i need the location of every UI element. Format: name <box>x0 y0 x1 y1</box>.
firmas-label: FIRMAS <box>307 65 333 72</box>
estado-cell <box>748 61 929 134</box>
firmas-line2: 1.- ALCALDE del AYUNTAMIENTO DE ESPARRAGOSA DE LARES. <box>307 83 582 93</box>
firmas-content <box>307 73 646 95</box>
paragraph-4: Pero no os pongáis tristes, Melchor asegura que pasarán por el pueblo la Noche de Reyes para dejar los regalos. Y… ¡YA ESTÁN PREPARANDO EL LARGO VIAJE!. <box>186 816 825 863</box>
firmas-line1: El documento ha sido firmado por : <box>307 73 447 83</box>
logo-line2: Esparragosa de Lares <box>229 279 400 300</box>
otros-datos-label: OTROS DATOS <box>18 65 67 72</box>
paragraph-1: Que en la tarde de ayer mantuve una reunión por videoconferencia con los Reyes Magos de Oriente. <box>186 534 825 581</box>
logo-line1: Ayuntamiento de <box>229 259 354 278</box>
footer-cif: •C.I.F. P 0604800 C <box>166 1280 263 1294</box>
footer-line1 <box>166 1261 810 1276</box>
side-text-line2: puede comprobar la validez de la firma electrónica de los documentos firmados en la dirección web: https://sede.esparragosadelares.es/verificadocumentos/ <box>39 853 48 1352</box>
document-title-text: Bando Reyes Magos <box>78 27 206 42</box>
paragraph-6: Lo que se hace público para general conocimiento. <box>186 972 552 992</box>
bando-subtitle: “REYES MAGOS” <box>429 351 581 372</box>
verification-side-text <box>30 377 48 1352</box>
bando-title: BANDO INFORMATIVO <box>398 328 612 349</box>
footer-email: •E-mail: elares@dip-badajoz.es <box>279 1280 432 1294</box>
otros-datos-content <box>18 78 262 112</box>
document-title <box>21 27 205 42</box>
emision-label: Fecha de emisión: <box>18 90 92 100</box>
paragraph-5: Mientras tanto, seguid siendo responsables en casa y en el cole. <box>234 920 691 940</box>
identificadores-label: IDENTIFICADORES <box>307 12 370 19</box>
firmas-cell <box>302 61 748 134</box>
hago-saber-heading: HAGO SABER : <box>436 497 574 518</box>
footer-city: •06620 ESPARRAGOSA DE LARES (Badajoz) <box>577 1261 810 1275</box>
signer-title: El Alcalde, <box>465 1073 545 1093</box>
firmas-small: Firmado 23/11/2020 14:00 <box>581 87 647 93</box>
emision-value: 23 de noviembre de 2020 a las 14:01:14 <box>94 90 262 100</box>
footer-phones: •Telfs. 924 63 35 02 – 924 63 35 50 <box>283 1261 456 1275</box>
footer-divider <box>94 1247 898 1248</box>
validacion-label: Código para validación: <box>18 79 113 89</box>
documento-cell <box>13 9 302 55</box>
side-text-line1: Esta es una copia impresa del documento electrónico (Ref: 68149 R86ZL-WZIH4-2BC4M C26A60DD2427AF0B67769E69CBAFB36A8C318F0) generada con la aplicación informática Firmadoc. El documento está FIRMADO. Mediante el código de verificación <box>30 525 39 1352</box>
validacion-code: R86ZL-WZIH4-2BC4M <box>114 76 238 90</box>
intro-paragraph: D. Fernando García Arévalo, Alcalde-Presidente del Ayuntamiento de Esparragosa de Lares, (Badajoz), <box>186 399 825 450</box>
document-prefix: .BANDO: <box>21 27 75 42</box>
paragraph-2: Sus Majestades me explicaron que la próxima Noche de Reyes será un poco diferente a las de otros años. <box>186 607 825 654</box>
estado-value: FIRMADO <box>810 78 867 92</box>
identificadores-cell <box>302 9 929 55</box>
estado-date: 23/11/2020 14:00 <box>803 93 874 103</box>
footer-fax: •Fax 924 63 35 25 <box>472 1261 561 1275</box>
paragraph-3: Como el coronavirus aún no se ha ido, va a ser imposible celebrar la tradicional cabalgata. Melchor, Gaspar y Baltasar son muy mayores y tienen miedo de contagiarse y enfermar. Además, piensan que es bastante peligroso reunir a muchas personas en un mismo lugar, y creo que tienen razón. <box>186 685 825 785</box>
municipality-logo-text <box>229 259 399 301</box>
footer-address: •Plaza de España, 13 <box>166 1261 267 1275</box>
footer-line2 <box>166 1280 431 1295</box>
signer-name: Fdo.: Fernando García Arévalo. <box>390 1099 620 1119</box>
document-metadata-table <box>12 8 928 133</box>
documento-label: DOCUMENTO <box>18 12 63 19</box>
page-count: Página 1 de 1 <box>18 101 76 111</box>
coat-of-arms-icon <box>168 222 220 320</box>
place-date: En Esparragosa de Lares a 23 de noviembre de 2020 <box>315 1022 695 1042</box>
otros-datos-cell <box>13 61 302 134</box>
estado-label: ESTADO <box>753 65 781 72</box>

◆ TASK OBJECTIVE ◆
What's needed is an exact copy of every entry.

◆ YOUR RESPONSE ◆
i need the location of every UI element. Format: name <box>x0 y0 x1 y1</box>.
firmas-label: FIRMAS <box>307 65 333 72</box>
estado-cell <box>748 61 929 134</box>
firmas-line2: 1.- ALCALDE del AYUNTAMIENTO DE ESPARRAGOSA DE LARES. <box>307 83 582 93</box>
firmas-content <box>307 73 646 95</box>
paragraph-4: Pero no os pongáis tristes, Melchor asegura que pasarán por el pueblo la Noche de Reyes para dejar los regalos. Y… ¡YA ESTÁN PREPARANDO EL LARGO VIAJE!. <box>186 816 825 863</box>
firmas-line1: El documento ha sido firmado por : <box>307 73 447 83</box>
logo-line2: Esparragosa de Lares <box>229 279 400 300</box>
otros-datos-label: OTROS DATOS <box>18 65 67 72</box>
paragraph-1: Que en la tarde de ayer mantuve una reunión por videoconferencia con los Reyes Magos de Oriente. <box>186 534 825 581</box>
logo-line1: Ayuntamiento de <box>229 259 354 278</box>
footer-cif: •C.I.F. P 0604800 C <box>166 1280 263 1294</box>
footer-line1 <box>166 1261 810 1276</box>
side-text-line2: puede comprobar la validez de la firma electrónica de los documentos firmados en la dirección web: https://sede.esparragosadelares.es/verificadocumentos/ <box>39 853 48 1352</box>
document-title-text: Bando Reyes Magos <box>78 27 206 42</box>
paragraph-6: Lo que se hace público para general conocimiento. <box>186 972 552 992</box>
bando-subtitle: “REYES MAGOS” <box>429 351 581 372</box>
verification-side-text <box>30 377 48 1352</box>
bando-title: BANDO INFORMATIVO <box>398 328 612 349</box>
footer-email: •E-mail: elares@dip-badajoz.es <box>279 1280 432 1294</box>
otros-datos-content <box>18 78 262 112</box>
document-title <box>21 27 205 42</box>
emision-label: Fecha de emisión: <box>18 90 92 100</box>
paragraph-5: Mientras tanto, seguid siendo responsables en casa y en el cole. <box>234 920 691 940</box>
identificadores-label: IDENTIFICADORES <box>307 12 370 19</box>
firmas-cell <box>302 61 748 134</box>
hago-saber-heading: HAGO SABER : <box>436 497 574 518</box>
footer-city: •06620 ESPARRAGOSA DE LARES (Badajoz) <box>577 1261 810 1275</box>
signer-title: El Alcalde, <box>465 1073 545 1093</box>
firmas-small: Firmado 23/11/2020 14:00 <box>581 87 647 93</box>
emision-value: 23 de noviembre de 2020 a las 14:01:14 <box>94 90 262 100</box>
footer-phones: •Telfs. 924 63 35 02 – 924 63 35 50 <box>283 1261 456 1275</box>
footer-divider <box>94 1247 898 1248</box>
validacion-label: Código para validación: <box>18 79 113 89</box>
documento-cell <box>13 9 302 55</box>
side-text-line1: Esta es una copia impresa del documento electrónico (Ref: 68149 R86ZL-WZIH4-2BC4M C26A60DD2427AF0B67769E69CBAFB36A8C318F0) generada con la aplicación informática Firmadoc. El documento está FIRMADO. Mediante el código de verificación <box>30 525 39 1352</box>
validacion-code: R86ZL-WZIH4-2BC4M <box>114 76 238 90</box>
intro-paragraph: D. Fernando García Arévalo, Alcalde-Presidente del Ayuntamiento de Esparragosa de Lares, (Badajoz), <box>186 399 825 450</box>
document-prefix: .BANDO: <box>21 27 75 42</box>
paragraph-2: Sus Majestades me explicaron que la próxima Noche de Reyes será un poco diferente a las de otros años. <box>186 607 825 654</box>
estado-value: FIRMADO <box>810 78 867 92</box>
identificadores-cell <box>302 9 929 55</box>
estado-date: 23/11/2020 14:00 <box>803 93 874 103</box>
footer-fax: •Fax 924 63 35 25 <box>472 1261 561 1275</box>
paragraph-3: Como el coronavirus aún no se ha ido, va a ser imposible celebrar la tradicional cabalgata. Melchor, Gaspar y Baltasar son muy mayores y tienen miedo de contagiarse y enfermar. Además, piensan que es bastante peligroso reunir a muchas personas en un mismo lugar, y creo que tienen razón. <box>186 685 825 785</box>
municipality-logo-text <box>229 259 399 301</box>
footer-address: •Plaza de España, 13 <box>166 1261 267 1275</box>
footer-line2 <box>166 1280 431 1295</box>
signer-name: Fdo.: Fernando García Arévalo. <box>390 1099 620 1119</box>
document-metadata-table <box>12 8 928 133</box>
documento-label: DOCUMENTO <box>18 12 63 19</box>
page-count: Página 1 de 1 <box>18 101 76 111</box>
coat-of-arms-icon <box>168 222 220 320</box>
place-date: En Esparragosa de Lares a 23 de noviembre de 2020 <box>315 1022 695 1042</box>
otros-datos-cell <box>13 61 302 134</box>
estado-label: ESTADO <box>753 65 781 72</box>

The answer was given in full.